▶ [Task brief]: Images excluded, repeat each entry below exactly.

▶ [Records for this task]:
•••••

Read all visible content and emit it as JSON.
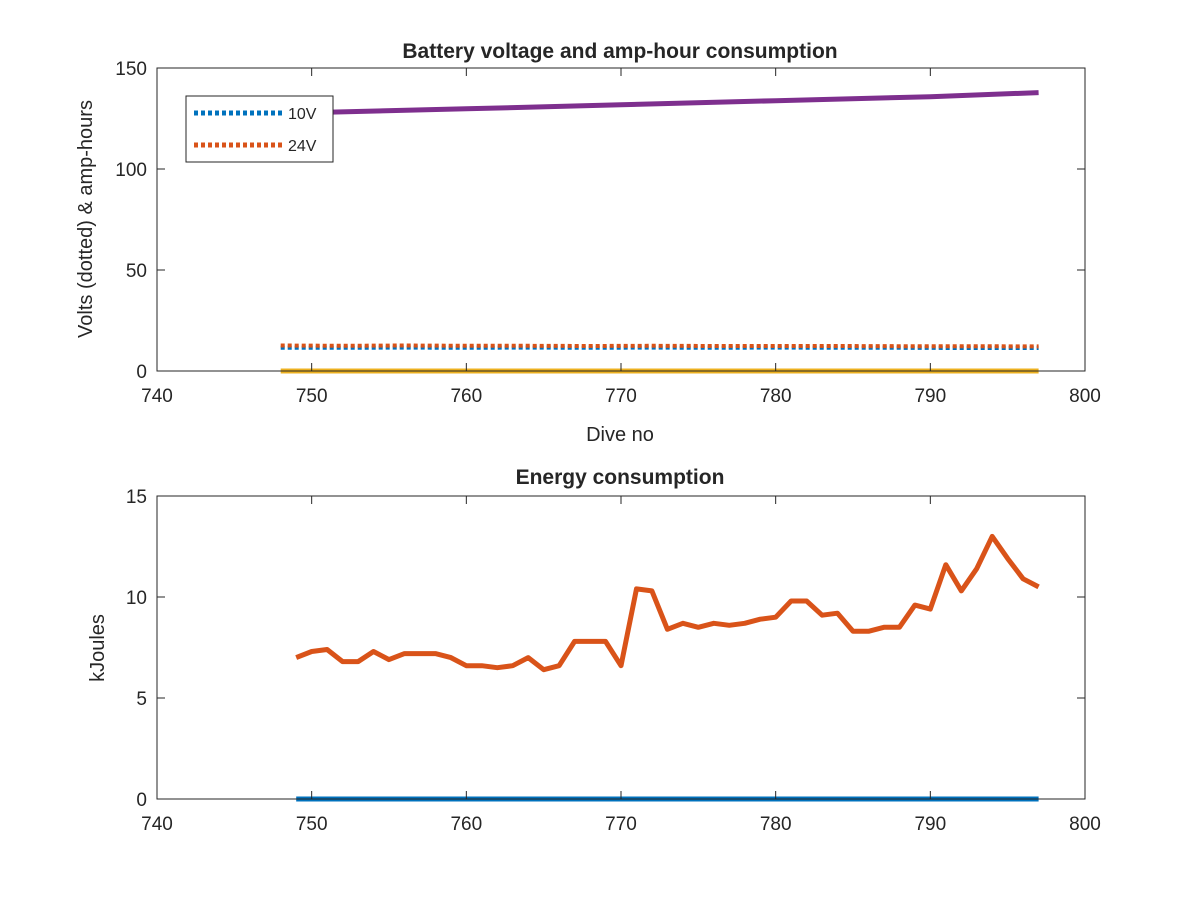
{
  "colors": {
    "blue": "#0072BD",
    "orange": "#D95319",
    "yellow": "#EDB120",
    "purple": "#7E2F8E",
    "axis": "#262626"
  },
  "chart_data": [
    {
      "type": "line",
      "title": "Battery voltage and amp-hour consumption",
      "xlabel": "Dive no",
      "ylabel": "Volts (dotted) & amp-hours",
      "xlim": [
        740,
        800
      ],
      "ylim": [
        0,
        150
      ],
      "xticks": [
        "740",
        "750",
        "760",
        "770",
        "780",
        "790",
        "800"
      ],
      "yticks": [
        "0",
        "50",
        "100",
        "150"
      ],
      "grid": false,
      "legend_position": "top-left",
      "series": [
        {
          "name": "10V",
          "style": "dotted",
          "color": "#0072BD",
          "x": [
            748,
            752,
            756,
            760,
            764,
            768,
            772,
            776,
            780,
            784,
            788,
            792,
            797
          ],
          "y": [
            11.5,
            11.5,
            11.6,
            11.5,
            11.6,
            11.5,
            11.6,
            11.5,
            11.6,
            11.5,
            11.5,
            11.4,
            11.4
          ]
        },
        {
          "name": "24V",
          "style": "dotted",
          "color": "#D95319",
          "x": [
            748,
            752,
            756,
            760,
            764,
            768,
            772,
            776,
            780,
            784,
            788,
            792,
            797
          ],
          "y": [
            12.6,
            12.5,
            12.6,
            12.5,
            12.5,
            12.4,
            12.5,
            12.4,
            12.4,
            12.4,
            12.3,
            12.3,
            12.2
          ]
        },
        {
          "style": "solid",
          "color": "#EDB120",
          "x": [
            748,
            797
          ],
          "y": [
            0,
            0
          ]
        },
        {
          "style": "solid",
          "color": "#7E2F8E",
          "x": [
            748,
            760,
            770,
            780,
            790,
            797
          ],
          "y": [
            127.5,
            129.8,
            131.8,
            133.8,
            135.8,
            137.8
          ]
        }
      ]
    },
    {
      "type": "line",
      "title": "Energy consumption",
      "xlabel": "",
      "ylabel": "kJoules",
      "xlim": [
        740,
        800
      ],
      "ylim": [
        0,
        15
      ],
      "xticks": [
        "740",
        "750",
        "760",
        "770",
        "780",
        "790",
        "800"
      ],
      "yticks": [
        "0",
        "5",
        "10",
        "15"
      ],
      "grid": false,
      "series": [
        {
          "style": "solid",
          "color": "#0072BD",
          "x": [
            749,
            797
          ],
          "y": [
            0,
            0
          ]
        },
        {
          "style": "solid",
          "color": "#D95319",
          "x": [
            749,
            750,
            751,
            752,
            753,
            754,
            755,
            756,
            757,
            758,
            759,
            760,
            761,
            762,
            763,
            764,
            765,
            766,
            767,
            768,
            769,
            770,
            771,
            772,
            773,
            774,
            775,
            776,
            777,
            778,
            779,
            780,
            781,
            782,
            783,
            784,
            785,
            786,
            787,
            788,
            789,
            790,
            791,
            792,
            793,
            794,
            795,
            796,
            797
          ],
          "y": [
            7.0,
            7.3,
            7.4,
            6.8,
            6.8,
            7.3,
            6.9,
            7.2,
            7.2,
            7.2,
            7.0,
            6.6,
            6.6,
            6.5,
            6.6,
            7.0,
            6.4,
            6.6,
            7.8,
            7.8,
            7.8,
            6.6,
            10.4,
            10.3,
            8.4,
            8.7,
            8.5,
            8.7,
            8.6,
            8.7,
            8.9,
            9.0,
            9.8,
            9.8,
            9.1,
            9.2,
            8.3,
            8.3,
            8.5,
            8.5,
            9.6,
            9.4,
            11.6,
            10.3,
            11.4,
            13.0,
            11.9,
            10.9,
            10.5
          ]
        }
      ]
    }
  ]
}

•••••

▶ [Right answer]:
Read all visible content and emit it as JSON.
{
  "colors": {
    "blue": "#0072BD",
    "orange": "#D95319",
    "yellow": "#EDB120",
    "purple": "#7E2F8E",
    "axis": "#262626"
  },
  "chart_data": [
    {
      "type": "line",
      "title": "Battery voltage and amp-hour consumption",
      "xlabel": "Dive no",
      "ylabel": "Volts (dotted) & amp-hours",
      "xlim": [
        740,
        800
      ],
      "ylim": [
        0,
        150
      ],
      "xticks": [
        "740",
        "750",
        "760",
        "770",
        "780",
        "790",
        "800"
      ],
      "yticks": [
        "0",
        "50",
        "100",
        "150"
      ],
      "grid": false,
      "legend_position": "top-left",
      "series": [
        {
          "name": "10V",
          "style": "dotted",
          "color": "#0072BD",
          "x": [
            748,
            752,
            756,
            760,
            764,
            768,
            772,
            776,
            780,
            784,
            788,
            792,
            797
          ],
          "y": [
            11.5,
            11.5,
            11.6,
            11.5,
            11.6,
            11.5,
            11.6,
            11.5,
            11.6,
            11.5,
            11.5,
            11.4,
            11.4
          ]
        },
        {
          "name": "24V",
          "style": "dotted",
          "color": "#D95319",
          "x": [
            748,
            752,
            756,
            760,
            764,
            768,
            772,
            776,
            780,
            784,
            788,
            792,
            797
          ],
          "y": [
            12.6,
            12.5,
            12.6,
            12.5,
            12.5,
            12.4,
            12.5,
            12.4,
            12.4,
            12.4,
            12.3,
            12.3,
            12.2
          ]
        },
        {
          "style": "solid",
          "color": "#EDB120",
          "x": [
            748,
            797
          ],
          "y": [
            0,
            0
          ]
        },
        {
          "style": "solid",
          "color": "#7E2F8E",
          "x": [
            748,
            760,
            770,
            780,
            790,
            797
          ],
          "y": [
            127.5,
            129.8,
            131.8,
            133.8,
            135.8,
            137.8
          ]
        }
      ]
    },
    {
      "type": "line",
      "title": "Energy consumption",
      "xlabel": "",
      "ylabel": "kJoules",
      "xlim": [
        740,
        800
      ],
      "ylim": [
        0,
        15
      ],
      "xticks": [
        "740",
        "750",
        "760",
        "770",
        "780",
        "790",
        "800"
      ],
      "yticks": [
        "0",
        "5",
        "10",
        "15"
      ],
      "grid": false,
      "series": [
        {
          "style": "solid",
          "color": "#0072BD",
          "x": [
            749,
            797
          ],
          "y": [
            0,
            0
          ]
        },
        {
          "style": "solid",
          "color": "#D95319",
          "x": [
            749,
            750,
            751,
            752,
            753,
            754,
            755,
            756,
            757,
            758,
            759,
            760,
            761,
            762,
            763,
            764,
            765,
            766,
            767,
            768,
            769,
            770,
            771,
            772,
            773,
            774,
            775,
            776,
            777,
            778,
            779,
            780,
            781,
            782,
            783,
            784,
            785,
            786,
            787,
            788,
            789,
            790,
            791,
            792,
            793,
            794,
            795,
            796,
            797
          ],
          "y": [
            7.0,
            7.3,
            7.4,
            6.8,
            6.8,
            7.3,
            6.9,
            7.2,
            7.2,
            7.2,
            7.0,
            6.6,
            6.6,
            6.5,
            6.6,
            7.0,
            6.4,
            6.6,
            7.8,
            7.8,
            7.8,
            6.6,
            10.4,
            10.3,
            8.4,
            8.7,
            8.5,
            8.7,
            8.6,
            8.7,
            8.9,
            9.0,
            9.8,
            9.8,
            9.1,
            9.2,
            8.3,
            8.3,
            8.5,
            8.5,
            9.6,
            9.4,
            11.6,
            10.3,
            11.4,
            13.0,
            11.9,
            10.9,
            10.5
          ]
        }
      ]
    }
  ]
}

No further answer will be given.